%%
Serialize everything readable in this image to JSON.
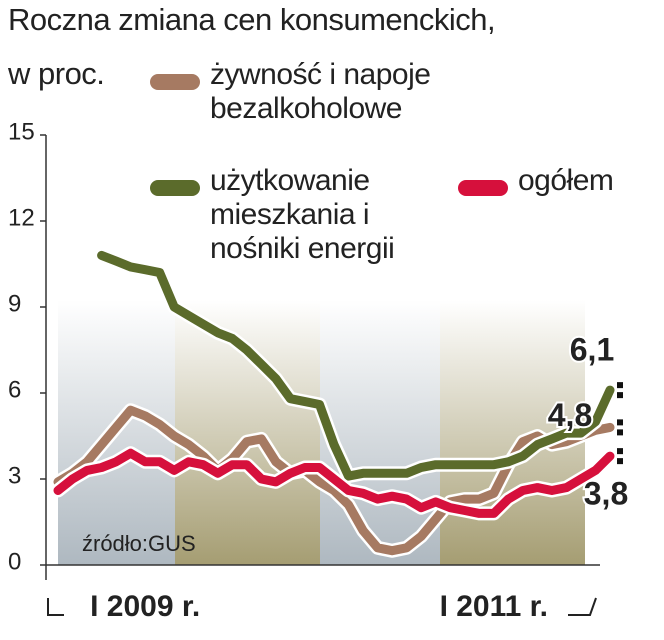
{
  "chart_data": {
    "type": "line",
    "title": "Roczna zmiana cen konsumenckich,",
    "y_label": "w proc.",
    "source": "źródło:GUS",
    "categories": [
      null,
      null,
      null,
      null,
      null,
      null,
      "I 2009 r.",
      null,
      null,
      null,
      null,
      null,
      null,
      null,
      null,
      null,
      null,
      null,
      null,
      null,
      null,
      null,
      null,
      null,
      null,
      null,
      null,
      null,
      null,
      null,
      "I 2011 r.",
      null,
      null,
      null,
      null,
      null,
      null,
      null,
      null
    ],
    "ylim": [
      0,
      15
    ],
    "yticks": [
      0,
      3,
      6,
      9,
      12,
      15
    ],
    "grid": false,
    "series": [
      {
        "name": "żywność i napoje bezalkoholowe",
        "color": "#a67a62",
        "values": [
          2.9,
          3.2,
          3.6,
          4.2,
          4.8,
          5.4,
          5.2,
          4.9,
          4.5,
          4.2,
          3.8,
          3.3,
          3.7,
          4.3,
          4.4,
          3.6,
          3.2,
          3.3,
          2.9,
          2.6,
          2.1,
          1.2,
          0.6,
          0.5,
          0.6,
          1.0,
          1.6,
          2.2,
          2.3,
          2.3,
          2.5,
          3.5,
          4.3,
          4.5,
          4.2,
          4.3,
          4.5,
          4.7,
          4.8
        ],
        "value_labels": [
          null,
          null,
          null,
          null,
          null,
          null,
          null,
          null,
          null,
          null,
          null,
          null,
          null,
          null,
          null,
          null,
          null,
          null,
          null,
          null,
          null,
          null,
          null,
          null,
          null,
          null,
          null,
          null,
          null,
          null,
          null,
          null,
          null,
          null,
          null,
          null,
          null,
          null,
          "4,8"
        ]
      },
      {
        "name": "użytkowanie mieszkania i nośniki energii",
        "color": "#5b6b2b",
        "values": [
          null,
          null,
          null,
          10.8,
          10.6,
          10.4,
          10.3,
          10.2,
          9.0,
          8.7,
          8.4,
          8.1,
          7.9,
          7.5,
          7.0,
          6.5,
          5.8,
          5.7,
          5.6,
          4.2,
          3.1,
          3.2,
          3.2,
          3.2,
          3.2,
          3.4,
          3.5,
          3.5,
          3.5,
          3.5,
          3.5,
          3.6,
          3.8,
          4.2,
          4.4,
          4.6,
          4.6,
          5.0,
          6.1
        ],
        "value_labels": [
          null,
          null,
          null,
          null,
          null,
          null,
          null,
          null,
          null,
          null,
          null,
          null,
          null,
          null,
          null,
          null,
          null,
          null,
          null,
          null,
          null,
          null,
          null,
          null,
          null,
          null,
          null,
          null,
          null,
          null,
          null,
          null,
          null,
          null,
          null,
          null,
          null,
          null,
          "6,1"
        ]
      },
      {
        "name": "ogółem",
        "color": "#d6103c",
        "values": [
          2.6,
          3.0,
          3.3,
          3.4,
          3.6,
          3.9,
          3.6,
          3.6,
          3.3,
          3.6,
          3.5,
          3.2,
          3.5,
          3.5,
          3.0,
          2.9,
          3.2,
          3.4,
          3.4,
          3.0,
          2.6,
          2.5,
          2.3,
          2.4,
          2.3,
          2.0,
          2.2,
          2.0,
          1.9,
          1.8,
          1.8,
          2.3,
          2.6,
          2.7,
          2.6,
          2.7,
          3.0,
          3.3,
          3.8
        ],
        "value_labels": [
          null,
          null,
          null,
          null,
          null,
          null,
          null,
          null,
          null,
          null,
          null,
          null,
          null,
          null,
          null,
          null,
          null,
          null,
          null,
          null,
          null,
          null,
          null,
          null,
          null,
          null,
          null,
          null,
          null,
          null,
          null,
          null,
          null,
          null,
          null,
          null,
          null,
          null,
          "3,8"
        ]
      }
    ]
  }
}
%%
Without the pictures, restate all of the entries above verbatim.

Response =>
Serialize everything readable in this image to JSON.
{
  "chart_data": {
    "type": "line",
    "title": "Roczna zmiana cen konsumenckich,",
    "y_label": "w proc.",
    "source": "źródło:GUS",
    "categories": [
      null,
      null,
      null,
      null,
      null,
      null,
      "I 2009 r.",
      null,
      null,
      null,
      null,
      null,
      null,
      null,
      null,
      null,
      null,
      null,
      null,
      null,
      null,
      null,
      null,
      null,
      null,
      null,
      null,
      null,
      null,
      null,
      "I 2011 r.",
      null,
      null,
      null,
      null,
      null,
      null,
      null,
      null
    ],
    "ylim": [
      0,
      15
    ],
    "yticks": [
      0,
      3,
      6,
      9,
      12,
      15
    ],
    "grid": false,
    "series": [
      {
        "name": "żywność i napoje bezalkoholowe",
        "color": "#a67a62",
        "values": [
          2.9,
          3.2,
          3.6,
          4.2,
          4.8,
          5.4,
          5.2,
          4.9,
          4.5,
          4.2,
          3.8,
          3.3,
          3.7,
          4.3,
          4.4,
          3.6,
          3.2,
          3.3,
          2.9,
          2.6,
          2.1,
          1.2,
          0.6,
          0.5,
          0.6,
          1.0,
          1.6,
          2.2,
          2.3,
          2.3,
          2.5,
          3.5,
          4.3,
          4.5,
          4.2,
          4.3,
          4.5,
          4.7,
          4.8
        ],
        "value_labels": [
          null,
          null,
          null,
          null,
          null,
          null,
          null,
          null,
          null,
          null,
          null,
          null,
          null,
          null,
          null,
          null,
          null,
          null,
          null,
          null,
          null,
          null,
          null,
          null,
          null,
          null,
          null,
          null,
          null,
          null,
          null,
          null,
          null,
          null,
          null,
          null,
          null,
          null,
          "4,8"
        ]
      },
      {
        "name": "użytkowanie mieszkania i nośniki energii",
        "color": "#5b6b2b",
        "values": [
          null,
          null,
          null,
          10.8,
          10.6,
          10.4,
          10.3,
          10.2,
          9.0,
          8.7,
          8.4,
          8.1,
          7.9,
          7.5,
          7.0,
          6.5,
          5.8,
          5.7,
          5.6,
          4.2,
          3.1,
          3.2,
          3.2,
          3.2,
          3.2,
          3.4,
          3.5,
          3.5,
          3.5,
          3.5,
          3.5,
          3.6,
          3.8,
          4.2,
          4.4,
          4.6,
          4.6,
          5.0,
          6.1
        ],
        "value_labels": [
          null,
          null,
          null,
          null,
          null,
          null,
          null,
          null,
          null,
          null,
          null,
          null,
          null,
          null,
          null,
          null,
          null,
          null,
          null,
          null,
          null,
          null,
          null,
          null,
          null,
          null,
          null,
          null,
          null,
          null,
          null,
          null,
          null,
          null,
          null,
          null,
          null,
          null,
          "6,1"
        ]
      },
      {
        "name": "ogółem",
        "color": "#d6103c",
        "values": [
          2.6,
          3.0,
          3.3,
          3.4,
          3.6,
          3.9,
          3.6,
          3.6,
          3.3,
          3.6,
          3.5,
          3.2,
          3.5,
          3.5,
          3.0,
          2.9,
          3.2,
          3.4,
          3.4,
          3.0,
          2.6,
          2.5,
          2.3,
          2.4,
          2.3,
          2.0,
          2.2,
          2.0,
          1.9,
          1.8,
          1.8,
          2.3,
          2.6,
          2.7,
          2.6,
          2.7,
          3.0,
          3.3,
          3.8
        ],
        "value_labels": [
          null,
          null,
          null,
          null,
          null,
          null,
          null,
          null,
          null,
          null,
          null,
          null,
          null,
          null,
          null,
          null,
          null,
          null,
          null,
          null,
          null,
          null,
          null,
          null,
          null,
          null,
          null,
          null,
          null,
          null,
          null,
          null,
          null,
          null,
          null,
          null,
          null,
          null,
          "3,8"
        ]
      }
    ]
  }
}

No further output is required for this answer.